----- EXERCISE INPUTS -----

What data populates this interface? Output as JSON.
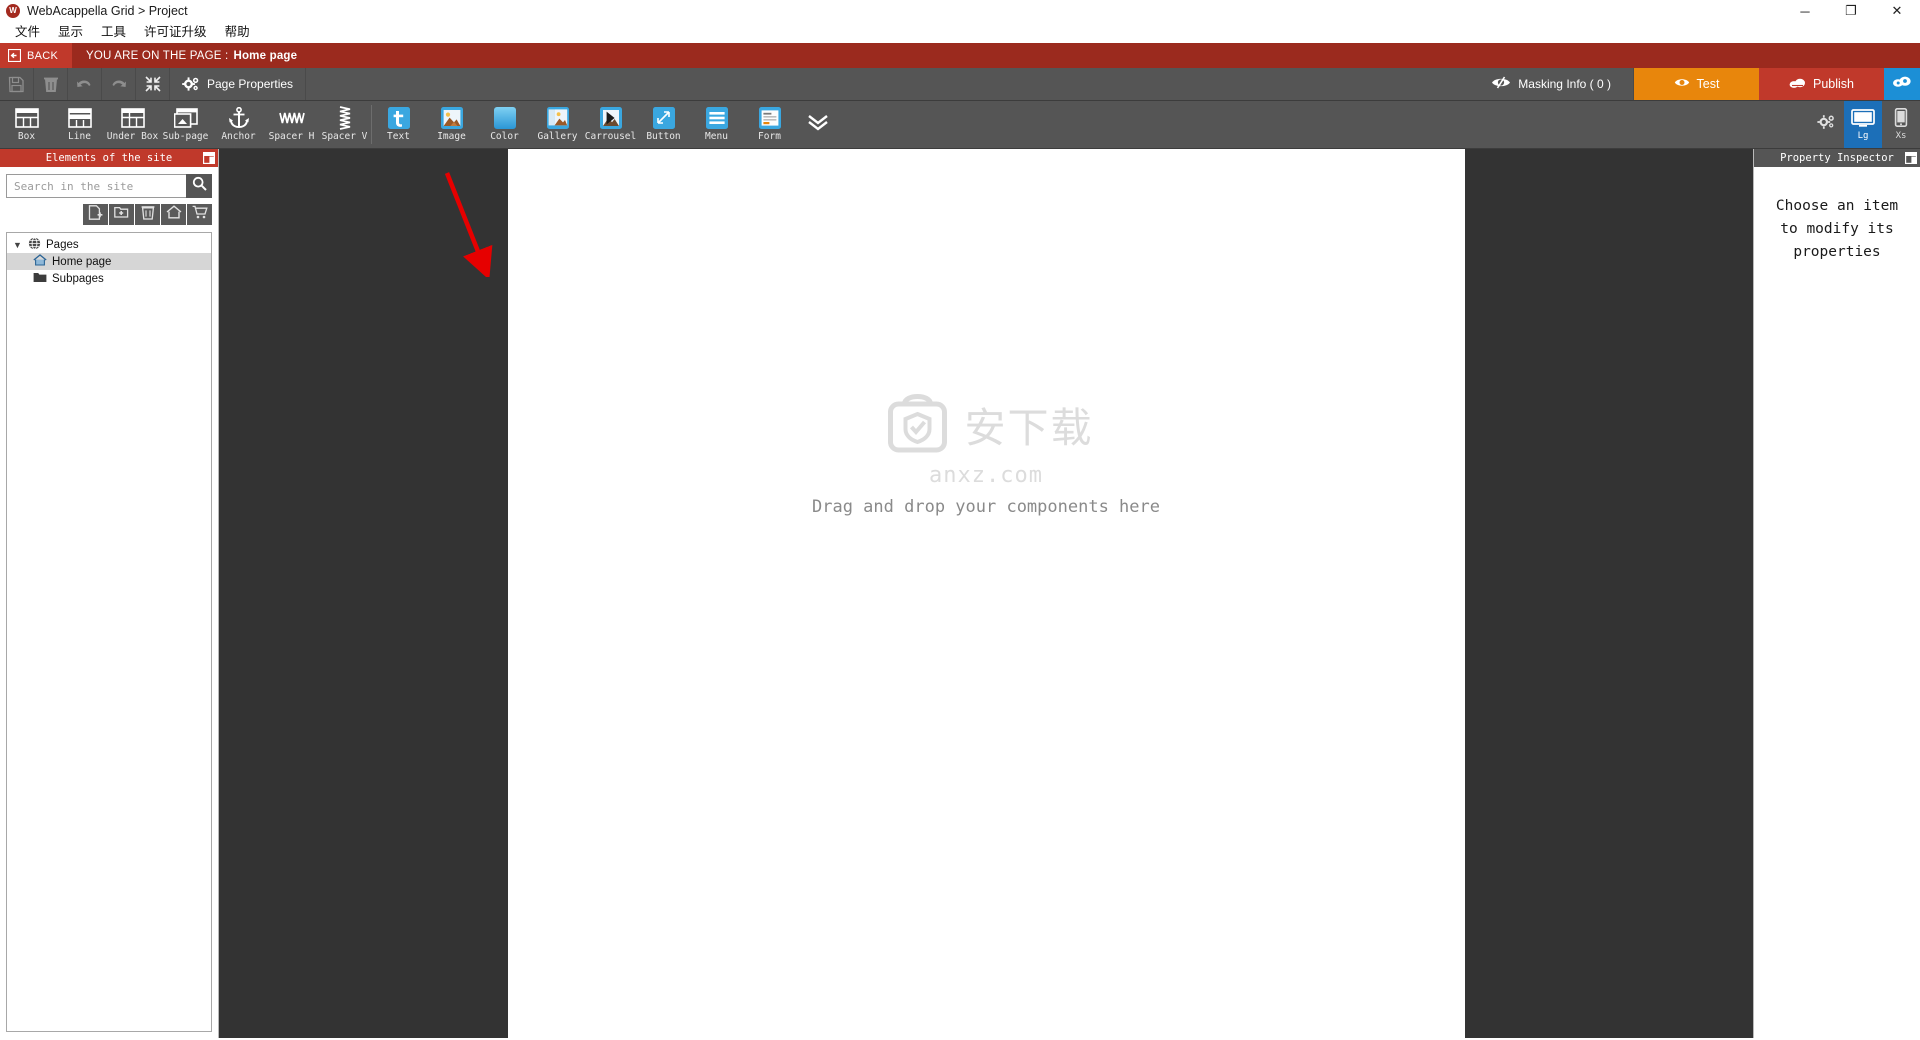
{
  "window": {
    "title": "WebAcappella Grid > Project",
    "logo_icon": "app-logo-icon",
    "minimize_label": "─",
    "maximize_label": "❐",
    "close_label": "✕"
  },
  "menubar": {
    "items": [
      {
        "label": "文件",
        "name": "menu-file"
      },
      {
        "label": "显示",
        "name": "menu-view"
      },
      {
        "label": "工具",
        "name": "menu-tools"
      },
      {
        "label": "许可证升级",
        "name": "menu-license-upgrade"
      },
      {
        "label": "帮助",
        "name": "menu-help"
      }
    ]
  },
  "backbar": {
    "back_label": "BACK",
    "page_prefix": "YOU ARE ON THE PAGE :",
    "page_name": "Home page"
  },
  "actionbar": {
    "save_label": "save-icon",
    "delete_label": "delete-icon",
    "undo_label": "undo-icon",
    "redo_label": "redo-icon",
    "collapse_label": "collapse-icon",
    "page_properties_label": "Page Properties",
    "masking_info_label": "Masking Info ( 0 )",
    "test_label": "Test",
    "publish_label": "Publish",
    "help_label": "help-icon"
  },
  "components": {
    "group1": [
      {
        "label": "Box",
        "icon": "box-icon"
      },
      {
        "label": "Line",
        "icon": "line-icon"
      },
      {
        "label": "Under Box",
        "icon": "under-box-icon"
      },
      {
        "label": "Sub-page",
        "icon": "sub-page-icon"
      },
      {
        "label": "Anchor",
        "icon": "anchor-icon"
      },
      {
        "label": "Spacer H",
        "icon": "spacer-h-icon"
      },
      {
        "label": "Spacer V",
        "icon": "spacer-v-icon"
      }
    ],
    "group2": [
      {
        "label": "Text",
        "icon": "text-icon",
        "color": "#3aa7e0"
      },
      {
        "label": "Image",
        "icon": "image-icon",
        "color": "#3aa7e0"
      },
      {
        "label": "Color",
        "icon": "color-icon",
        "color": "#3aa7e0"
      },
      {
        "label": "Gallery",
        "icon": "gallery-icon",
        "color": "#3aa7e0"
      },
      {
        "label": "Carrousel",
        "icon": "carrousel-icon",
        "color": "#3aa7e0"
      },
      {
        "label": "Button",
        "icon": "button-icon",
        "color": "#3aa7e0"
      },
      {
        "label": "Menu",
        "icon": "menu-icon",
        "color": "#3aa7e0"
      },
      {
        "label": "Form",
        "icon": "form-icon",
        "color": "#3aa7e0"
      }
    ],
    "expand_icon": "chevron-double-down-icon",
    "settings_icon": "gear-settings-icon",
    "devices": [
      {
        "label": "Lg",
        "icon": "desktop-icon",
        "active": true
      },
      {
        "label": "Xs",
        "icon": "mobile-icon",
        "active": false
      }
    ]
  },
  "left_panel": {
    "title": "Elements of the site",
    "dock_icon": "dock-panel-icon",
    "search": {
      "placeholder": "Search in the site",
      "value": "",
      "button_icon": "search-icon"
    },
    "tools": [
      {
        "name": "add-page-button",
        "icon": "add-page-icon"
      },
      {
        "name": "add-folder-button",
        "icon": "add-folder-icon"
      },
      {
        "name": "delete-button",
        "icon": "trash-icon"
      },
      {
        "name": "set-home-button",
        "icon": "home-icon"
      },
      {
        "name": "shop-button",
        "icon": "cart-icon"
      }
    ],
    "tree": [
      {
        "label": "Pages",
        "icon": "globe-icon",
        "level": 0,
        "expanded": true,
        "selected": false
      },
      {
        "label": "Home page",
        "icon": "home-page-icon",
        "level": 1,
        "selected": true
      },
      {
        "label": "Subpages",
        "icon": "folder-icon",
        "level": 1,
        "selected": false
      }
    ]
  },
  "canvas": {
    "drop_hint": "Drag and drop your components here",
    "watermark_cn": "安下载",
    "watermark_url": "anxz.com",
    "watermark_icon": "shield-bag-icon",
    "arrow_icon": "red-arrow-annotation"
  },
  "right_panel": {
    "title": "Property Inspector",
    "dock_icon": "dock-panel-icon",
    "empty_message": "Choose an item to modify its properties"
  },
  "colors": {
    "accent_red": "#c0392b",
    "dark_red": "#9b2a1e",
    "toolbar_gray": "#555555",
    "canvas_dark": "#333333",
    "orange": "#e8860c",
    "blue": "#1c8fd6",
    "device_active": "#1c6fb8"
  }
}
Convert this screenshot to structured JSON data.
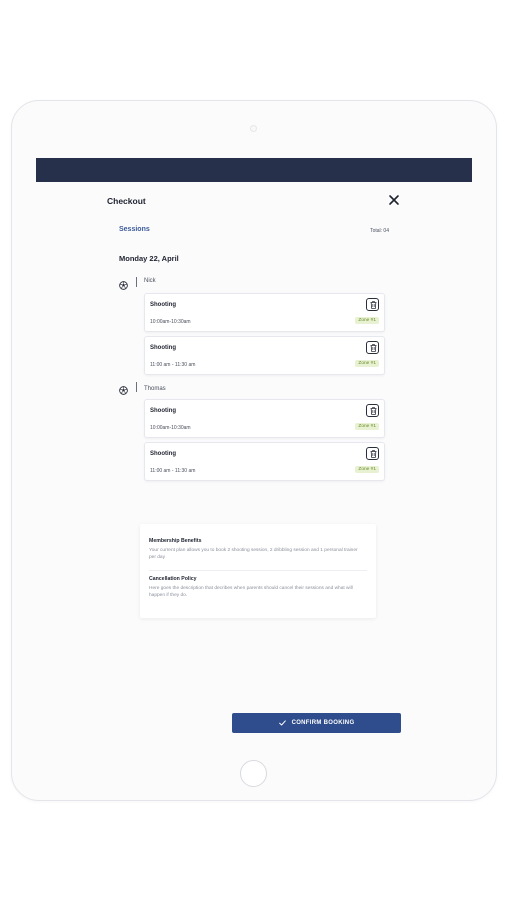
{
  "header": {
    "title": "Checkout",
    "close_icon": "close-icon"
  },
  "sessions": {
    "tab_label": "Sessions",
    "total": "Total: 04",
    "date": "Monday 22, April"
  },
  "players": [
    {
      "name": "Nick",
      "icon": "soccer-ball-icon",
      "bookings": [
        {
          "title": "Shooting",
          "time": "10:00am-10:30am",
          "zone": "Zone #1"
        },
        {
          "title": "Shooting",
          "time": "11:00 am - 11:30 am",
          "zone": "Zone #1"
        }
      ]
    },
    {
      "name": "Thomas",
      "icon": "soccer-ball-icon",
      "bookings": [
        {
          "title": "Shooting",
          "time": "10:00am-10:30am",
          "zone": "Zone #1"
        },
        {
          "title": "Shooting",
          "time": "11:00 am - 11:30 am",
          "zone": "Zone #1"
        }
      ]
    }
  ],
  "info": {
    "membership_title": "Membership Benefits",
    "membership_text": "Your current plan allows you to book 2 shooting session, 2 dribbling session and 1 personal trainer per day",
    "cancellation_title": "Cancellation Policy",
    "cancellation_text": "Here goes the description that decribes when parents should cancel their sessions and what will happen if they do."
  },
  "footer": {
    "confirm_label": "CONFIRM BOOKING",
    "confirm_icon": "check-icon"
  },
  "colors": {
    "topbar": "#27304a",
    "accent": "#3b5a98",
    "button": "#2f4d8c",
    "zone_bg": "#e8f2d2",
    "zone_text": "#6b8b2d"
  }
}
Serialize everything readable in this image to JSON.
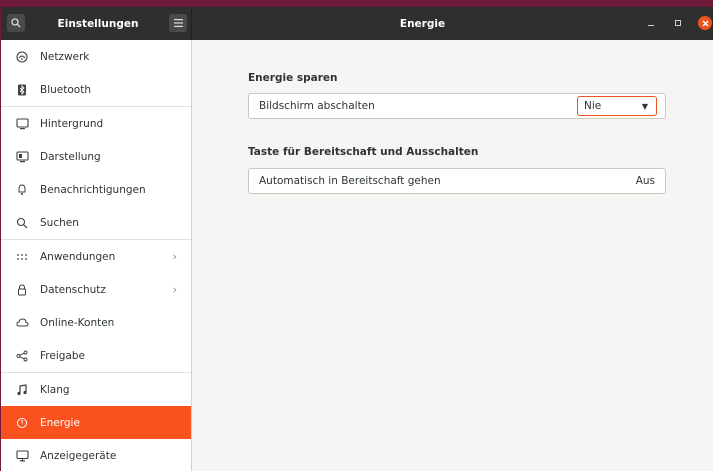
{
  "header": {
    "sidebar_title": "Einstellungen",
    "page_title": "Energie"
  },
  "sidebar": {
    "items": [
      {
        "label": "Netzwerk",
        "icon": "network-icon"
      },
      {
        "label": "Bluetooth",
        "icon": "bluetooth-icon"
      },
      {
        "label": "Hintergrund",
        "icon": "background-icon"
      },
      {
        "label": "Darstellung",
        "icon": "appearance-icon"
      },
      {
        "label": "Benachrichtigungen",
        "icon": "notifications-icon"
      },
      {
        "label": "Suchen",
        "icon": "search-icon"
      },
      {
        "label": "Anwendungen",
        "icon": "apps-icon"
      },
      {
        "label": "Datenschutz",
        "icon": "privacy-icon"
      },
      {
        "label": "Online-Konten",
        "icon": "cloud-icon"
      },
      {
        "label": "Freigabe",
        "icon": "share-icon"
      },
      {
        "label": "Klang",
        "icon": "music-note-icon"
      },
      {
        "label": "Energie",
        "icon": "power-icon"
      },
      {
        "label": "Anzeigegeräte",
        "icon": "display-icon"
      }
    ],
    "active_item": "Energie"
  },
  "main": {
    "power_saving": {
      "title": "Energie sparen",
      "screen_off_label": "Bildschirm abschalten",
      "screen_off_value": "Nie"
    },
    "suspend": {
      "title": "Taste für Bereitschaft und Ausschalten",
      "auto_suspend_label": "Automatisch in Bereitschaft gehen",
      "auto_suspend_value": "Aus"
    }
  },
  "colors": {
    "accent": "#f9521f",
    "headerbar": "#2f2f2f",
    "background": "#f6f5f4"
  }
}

-----

WHAT TO PRODUCE — Lines containing the word "delete" must all be returned from the material above.

THE SOLUTION —
    "delete_label": "delete-icon",
        "name": "delete-button",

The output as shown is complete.